Instructions for the task
Repeat every record below exactly as written.

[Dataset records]
--------
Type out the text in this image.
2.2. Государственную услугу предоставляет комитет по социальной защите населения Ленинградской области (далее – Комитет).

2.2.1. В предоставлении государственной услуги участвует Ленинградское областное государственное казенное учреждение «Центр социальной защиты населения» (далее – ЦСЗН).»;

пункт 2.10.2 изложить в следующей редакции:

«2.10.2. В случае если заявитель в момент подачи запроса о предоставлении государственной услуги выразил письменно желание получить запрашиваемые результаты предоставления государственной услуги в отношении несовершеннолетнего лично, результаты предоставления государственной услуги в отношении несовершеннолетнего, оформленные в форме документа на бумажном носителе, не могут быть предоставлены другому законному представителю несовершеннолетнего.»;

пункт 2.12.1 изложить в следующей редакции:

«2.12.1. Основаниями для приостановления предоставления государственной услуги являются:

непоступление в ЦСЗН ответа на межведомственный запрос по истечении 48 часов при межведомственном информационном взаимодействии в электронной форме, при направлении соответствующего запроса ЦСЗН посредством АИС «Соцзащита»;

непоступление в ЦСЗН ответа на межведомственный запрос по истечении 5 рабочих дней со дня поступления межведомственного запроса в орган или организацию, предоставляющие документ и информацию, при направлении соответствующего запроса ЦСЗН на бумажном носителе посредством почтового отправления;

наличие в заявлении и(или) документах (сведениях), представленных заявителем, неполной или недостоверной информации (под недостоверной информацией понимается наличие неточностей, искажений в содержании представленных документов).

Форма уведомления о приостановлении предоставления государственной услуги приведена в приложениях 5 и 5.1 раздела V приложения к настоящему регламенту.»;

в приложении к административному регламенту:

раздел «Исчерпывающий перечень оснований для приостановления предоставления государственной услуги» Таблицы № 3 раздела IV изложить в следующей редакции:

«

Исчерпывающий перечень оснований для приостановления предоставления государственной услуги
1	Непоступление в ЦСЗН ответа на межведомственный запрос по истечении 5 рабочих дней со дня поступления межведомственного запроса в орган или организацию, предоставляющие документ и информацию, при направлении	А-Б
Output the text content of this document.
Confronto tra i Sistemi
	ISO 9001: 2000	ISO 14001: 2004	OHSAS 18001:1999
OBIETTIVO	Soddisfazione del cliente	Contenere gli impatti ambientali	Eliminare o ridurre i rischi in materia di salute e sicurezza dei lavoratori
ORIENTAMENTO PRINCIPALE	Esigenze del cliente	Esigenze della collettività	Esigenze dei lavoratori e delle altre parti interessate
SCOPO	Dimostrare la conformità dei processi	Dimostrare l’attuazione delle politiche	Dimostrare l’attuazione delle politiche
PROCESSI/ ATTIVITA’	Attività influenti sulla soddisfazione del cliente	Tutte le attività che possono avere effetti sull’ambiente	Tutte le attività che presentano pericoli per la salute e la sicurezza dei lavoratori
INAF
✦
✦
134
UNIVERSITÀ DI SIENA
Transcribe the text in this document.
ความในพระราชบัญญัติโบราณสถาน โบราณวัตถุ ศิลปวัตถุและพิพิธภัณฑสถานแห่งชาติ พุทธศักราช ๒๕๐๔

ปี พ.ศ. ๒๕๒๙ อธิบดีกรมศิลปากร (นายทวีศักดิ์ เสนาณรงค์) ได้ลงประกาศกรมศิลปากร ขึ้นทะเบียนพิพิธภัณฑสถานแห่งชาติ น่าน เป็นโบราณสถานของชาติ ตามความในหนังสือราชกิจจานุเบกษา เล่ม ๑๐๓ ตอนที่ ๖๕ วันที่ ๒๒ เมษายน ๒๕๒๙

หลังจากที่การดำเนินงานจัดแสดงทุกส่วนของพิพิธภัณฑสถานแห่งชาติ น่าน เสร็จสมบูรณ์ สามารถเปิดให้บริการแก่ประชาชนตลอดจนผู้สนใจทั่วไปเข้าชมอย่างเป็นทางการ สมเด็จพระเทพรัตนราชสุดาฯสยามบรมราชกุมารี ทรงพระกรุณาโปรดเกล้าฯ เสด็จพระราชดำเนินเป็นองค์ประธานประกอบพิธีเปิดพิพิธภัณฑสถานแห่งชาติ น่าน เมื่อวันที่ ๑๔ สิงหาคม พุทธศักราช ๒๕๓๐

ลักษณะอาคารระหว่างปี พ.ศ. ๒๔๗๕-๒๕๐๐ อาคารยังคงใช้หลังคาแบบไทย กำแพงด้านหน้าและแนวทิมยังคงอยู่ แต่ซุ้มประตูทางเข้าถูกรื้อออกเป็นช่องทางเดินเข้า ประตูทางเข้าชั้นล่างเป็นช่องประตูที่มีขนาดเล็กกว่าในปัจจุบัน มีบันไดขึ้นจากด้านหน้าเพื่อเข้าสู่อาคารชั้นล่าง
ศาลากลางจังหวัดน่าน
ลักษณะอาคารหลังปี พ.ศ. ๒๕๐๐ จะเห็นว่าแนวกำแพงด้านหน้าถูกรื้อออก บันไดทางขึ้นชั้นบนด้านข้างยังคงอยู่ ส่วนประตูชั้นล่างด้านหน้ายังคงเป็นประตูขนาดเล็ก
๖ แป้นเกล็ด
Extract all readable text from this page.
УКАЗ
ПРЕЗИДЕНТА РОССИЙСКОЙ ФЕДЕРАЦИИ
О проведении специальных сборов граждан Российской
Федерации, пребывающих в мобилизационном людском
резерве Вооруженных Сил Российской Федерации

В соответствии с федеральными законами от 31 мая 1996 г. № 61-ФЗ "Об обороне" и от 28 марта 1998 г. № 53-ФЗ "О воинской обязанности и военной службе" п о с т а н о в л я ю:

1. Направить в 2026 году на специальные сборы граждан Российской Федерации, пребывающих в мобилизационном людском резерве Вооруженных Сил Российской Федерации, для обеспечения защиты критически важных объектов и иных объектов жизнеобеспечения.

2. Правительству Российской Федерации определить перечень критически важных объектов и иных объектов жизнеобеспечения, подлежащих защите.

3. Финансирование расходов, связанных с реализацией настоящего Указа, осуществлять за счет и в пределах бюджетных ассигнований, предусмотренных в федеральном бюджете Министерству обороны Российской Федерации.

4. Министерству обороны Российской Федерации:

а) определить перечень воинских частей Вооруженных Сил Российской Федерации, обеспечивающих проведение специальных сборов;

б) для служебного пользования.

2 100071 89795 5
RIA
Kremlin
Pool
--------
Result of the exercise
Type out the text in this image.
2.2. Государственную услугу предоставляет комитет по социальной защите населения Ленинградской области (далее – Комитет).

2.2.1. В предоставлении государственной услуги участвует Ленинградское областное государственное казенное учреждение «Центр социальной защиты населения» (далее – ЦСЗН).»;

пункт 2.10.2 изложить в следующей редакции:

«2.10.2. В случае если заявитель в момент подачи запроса о предоставлении государственной услуги выразил письменно желание получить запрашиваемые результаты предоставления государственной услуги в отношении несовершеннолетнего лично, результаты предоставления государственной услуги в отношении несовершеннолетнего, оформленные в форме документа на бумажном носителе, не могут быть предоставлены другому законному представителю несовершеннолетнего.»;

пункт 2.12.1 изложить в следующей редакции:

«2.12.1. Основаниями для приостановления предоставления государственной услуги являются:

непоступление в ЦСЗН ответа на межведомственный запрос по истечении 48 часов при межведомственном информационном взаимодействии в электронной форме, при направлении соответствующего запроса ЦСЗН посредством АИС «Соцзащита»;

непоступление в ЦСЗН ответа на межведомственный запрос по истечении 5 рабочих дней со дня поступления межведомственного запроса в орган или организацию, предоставляющие документ и информацию, при направлении соответствующего запроса ЦСЗН на бумажном носителе посредством почтового отправления;

наличие в заявлении и(или) документах (сведениях), представленных заявителем, неполной или недостоверной информации (под недостоверной информацией понимается наличие неточностей, искажений в содержании представленных документов).

Форма уведомления о приостановлении предоставления государственной услуги приведена в приложениях 5 и 5.1 раздела V приложения к настоящему регламенту.»;

в приложении к административному регламенту:

раздел «Исчерпывающий перечень оснований для приостановления предоставления государственной услуги» Таблицы № 3 раздела IV изложить в следующей редакции:

«

Исчерпывающий перечень оснований для приостановления предоставления государственной услуги
1	Непоступление в ЦСЗН ответа на межведомственный запрос по истечении 5 рабочих дней со дня поступления межведомственного запроса в орган или организацию, предоставляющие документ и информацию, при направлении	А-Б
Output the text content of this document.
Confronto tra i Sistemi
	ISO 9001: 2000	ISO 14001: 2004	OHSAS 18001:1999
OBIETTIVO	Soddisfazione del cliente	Contenere gli impatti ambientali	Eliminare o ridurre i rischi in materia di salute e sicurezza dei lavoratori
ORIENTAMENTO PRINCIPALE	Esigenze del cliente	Esigenze della collettività	Esigenze dei lavoratori e delle altre parti interessate
SCOPO	Dimostrare la conformità dei processi	Dimostrare l’attuazione delle politiche	Dimostrare l’attuazione delle politiche
PROCESSI/ ATTIVITA’	Attività influenti sulla soddisfazione del cliente	Tutte le attività che possono avere effetti sull’ambiente	Tutte le attività che presentano pericoli per la salute e la sicurezza dei lavoratori
INAF
✦
✦
134
UNIVERSITÀ DI SIENA
Transcribe the text in this document.
ความในพระราชบัญญัติโบราณสถาน โบราณวัตถุ ศิลปวัตถุและพิพิธภัณฑสถานแห่งชาติ พุทธศักราช ๒๕๐๔

ปี พ.ศ. ๒๕๒๙ อธิบดีกรมศิลปากร (นายทวีศักดิ์ เสนาณรงค์) ได้ลงประกาศกรมศิลปากร ขึ้นทะเบียนพิพิธภัณฑสถานแห่งชาติ น่าน เป็นโบราณสถานของชาติ ตามความในหนังสือราชกิจจานุเบกษา เล่ม ๑๐๓ ตอนที่ ๖๕ วันที่ ๒๒ เมษายน ๒๕๒๙

หลังจากที่การดำเนินงานจัดแสดงทุกส่วนของพิพิธภัณฑสถานแห่งชาติ น่าน เสร็จสมบูรณ์ สามารถเปิดให้บริการแก่ประชาชนตลอดจนผู้สนใจทั่วไปเข้าชมอย่างเป็นทางการ สมเด็จพระเทพรัตนราชสุดาฯสยามบรมราชกุมารี ทรงพระกรุณาโปรดเกล้าฯ เสด็จพระราชดำเนินเป็นองค์ประธานประกอบพิธีเปิดพิพิธภัณฑสถานแห่งชาติ น่าน เมื่อวันที่ ๑๔ สิงหาคม พุทธศักราช ๒๕๓๐

ลักษณะอาคารระหว่างปี พ.ศ. ๒๔๗๕-๒๕๐๐ อาคารยังคงใช้หลังคาแบบไทย กำแพงด้านหน้าและแนวทิมยังคงอยู่ แต่ซุ้มประตูทางเข้าถูกรื้อออกเป็นช่องทางเดินเข้า ประตูทางเข้าชั้นล่างเป็นช่องประตูที่มีขนาดเล็กกว่าในปัจจุบัน มีบันไดขึ้นจากด้านหน้าเพื่อเข้าสู่อาคารชั้นล่าง
ศาลากลางจังหวัดน่าน
ลักษณะอาคารหลังปี พ.ศ. ๒๕๐๐ จะเห็นว่าแนวกำแพงด้านหน้าถูกรื้อออก บันไดทางขึ้นชั้นบนด้านข้างยังคงอยู่ ส่วนประตูชั้นล่างด้านหน้ายังคงเป็นประตูขนาดเล็ก
๖ แป้นเกล็ด
Extract all readable text from this page.
УКАЗ
ПРЕЗИДЕНТА РОССИЙСКОЙ ФЕДЕРАЦИИ
О проведении специальных сборов граждан Российской
Федерации, пребывающих в мобилизационном людском
резерве Вооруженных Сил Российской Федерации

В соответствии с федеральными законами от 31 мая 1996 г. № 61-ФЗ "Об обороне" и от 28 марта 1998 г. № 53-ФЗ "О воинской обязанности и военной службе" п о с т а н о в л я ю:

1. Направить в 2026 году на специальные сборы граждан Российской Федерации, пребывающих в мобилизационном людском резерве Вооруженных Сил Российской Федерации, для обеспечения защиты критически важных объектов и иных объектов жизнеобеспечения.

2. Правительству Российской Федерации определить перечень критически важных объектов и иных объектов жизнеобеспечения, подлежащих защите.

3. Финансирование расходов, связанных с реализацией настоящего Указа, осуществлять за счет и в пределах бюджетных ассигнований, предусмотренных в федеральном бюджете Министерству обороны Российской Федерации.

4. Министерству обороны Российской Федерации:

а) определить перечень воинских частей Вооруженных Сил Российской Федерации, обеспечивающих проведение специальных сборов;

б) для служебного пользования.

2 100071 89795 5
RIA
Kremlin
Pool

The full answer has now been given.